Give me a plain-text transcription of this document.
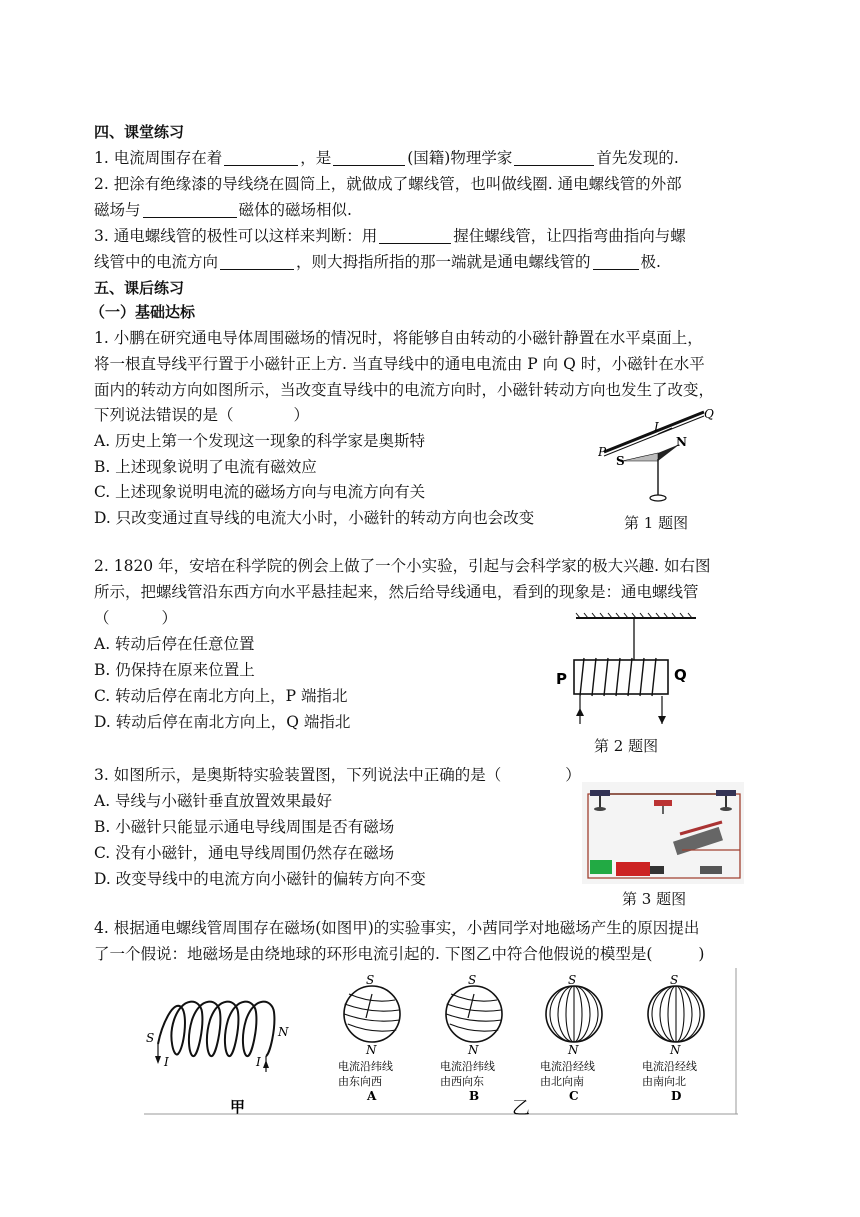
四、课堂练习
1. 电流周围存在着	，是	(国籍)物理学家	首先发现的.
2. 把涂有绝缘漆的导线绕在圆筒上，就做成了螺线管，也叫做线圈. 通电螺线管的外部
磁场与	磁体的磁场相似.
3. 通电螺线管的极性可以这样来判断：用	握住螺线管，让四指弯曲指向与螺
线管中的电流方向	，则大拇指所指的那一端就是通电螺线管的	极.
五、课后练习
（一）基础达标
1. 小鹏在研究通电导体周围磁场的情况时，将能够自由转动的小磁针静置在水平桌面上，
将一根直导线平行置于小磁针正上方. 当直导线中的通电电流由 P 向 Q 时，小磁针在水平
面内的转动方向如图所示，当改变直导线中的电流方向时，小磁针转动方向也发生了改变，
下列说法错误的是（	）
A. 历史上第一个发现这一现象的科学家是奥斯特
B. 上述现象说明了电流有磁效应
C. 上述现象说明电流的磁场方向与电流方向有关
D. 只改变通过直导线的电流大小时，小磁针的转动方向也会改变
P
Q
I
S
N
第 1 题图
2. 1820 年，安培在科学院的例会上做了一个小实验，引起与会科学家的极大兴趣. 如右图
所示，把螺线管沿东西方向水平悬挂起来，然后给导线通电，看到的现象是：通电螺线管
（	）
A. 转动后停在任意位置
B. 仍保持在原来位置上
C. 转动后停在南北方向上，P 端指北
D. 转动后停在南北方向上，Q 端指北
P	Q
第 2 题图
3. 如图所示，是奥斯特实验装置图，下列说法中正确的是（	）
A. 导线与小磁针垂直放置效果最好
B. 小磁针只能显示通电导线周围是否有磁场
C. 没有小磁针，通电导线周围仍然存在磁场
D. 改变导线中的电流方向小磁针的偏转方向不变
第 3 题图
4. 根据通电螺线管周围存在磁场(如图甲)的实验事实，小茜同学对地磁场产生的原因提出
了一个假说：地磁场是由绕地球的环形电流引起的. 下图乙中符合他假说的模型是(	)
S	N
I	I
甲	乙
S
N
电流沿纬线
由东向西
A
S
N
电流沿纬线
由西向东
B
S
N
电流沿经线
由北向南
C
S
N
电流沿经线
由南向北
D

***

#### EXERCISE OBJECTIVE
Leave out the pictures and copy everything else in the records word for word.

#### RESULT
Give me a plain-text transcription of this document.
四、课堂练习
1. 电流周围存在着	，是	(国籍)物理学家	首先发现的.
2. 把涂有绝缘漆的导线绕在圆筒上，就做成了螺线管，也叫做线圈. 通电螺线管的外部
磁场与	磁体的磁场相似.
3. 通电螺线管的极性可以这样来判断：用	握住螺线管，让四指弯曲指向与螺
线管中的电流方向	，则大拇指所指的那一端就是通电螺线管的	极.
五、课后练习
（一）基础达标
1. 小鹏在研究通电导体周围磁场的情况时，将能够自由转动的小磁针静置在水平桌面上，
将一根直导线平行置于小磁针正上方. 当直导线中的通电电流由 P 向 Q 时，小磁针在水平
面内的转动方向如图所示，当改变直导线中的电流方向时，小磁针转动方向也发生了改变，
下列说法错误的是（	）
A. 历史上第一个发现这一现象的科学家是奥斯特
B. 上述现象说明了电流有磁效应
C. 上述现象说明电流的磁场方向与电流方向有关
D. 只改变通过直导线的电流大小时，小磁针的转动方向也会改变
P
Q
I
S
N
第 1 题图
2. 1820 年，安培在科学院的例会上做了一个小实验，引起与会科学家的极大兴趣. 如右图
所示，把螺线管沿东西方向水平悬挂起来，然后给导线通电，看到的现象是：通电螺线管
（	）
A. 转动后停在任意位置
B. 仍保持在原来位置上
C. 转动后停在南北方向上，P 端指北
D. 转动后停在南北方向上，Q 端指北
P	Q
第 2 题图
3. 如图所示，是奥斯特实验装置图，下列说法中正确的是（	）
A. 导线与小磁针垂直放置效果最好
B. 小磁针只能显示通电导线周围是否有磁场
C. 没有小磁针，通电导线周围仍然存在磁场
D. 改变导线中的电流方向小磁针的偏转方向不变
第 3 题图
4. 根据通电螺线管周围存在磁场(如图甲)的实验事实，小茜同学对地磁场产生的原因提出
了一个假说：地磁场是由绕地球的环形电流引起的. 下图乙中符合他假说的模型是(	)
S	N
I	I
甲	乙
S
N
电流沿纬线
由东向西
A
S
N
电流沿纬线
由西向东
B
S
N
电流沿经线
由北向南
C
S
N
电流沿经线
由南向北
D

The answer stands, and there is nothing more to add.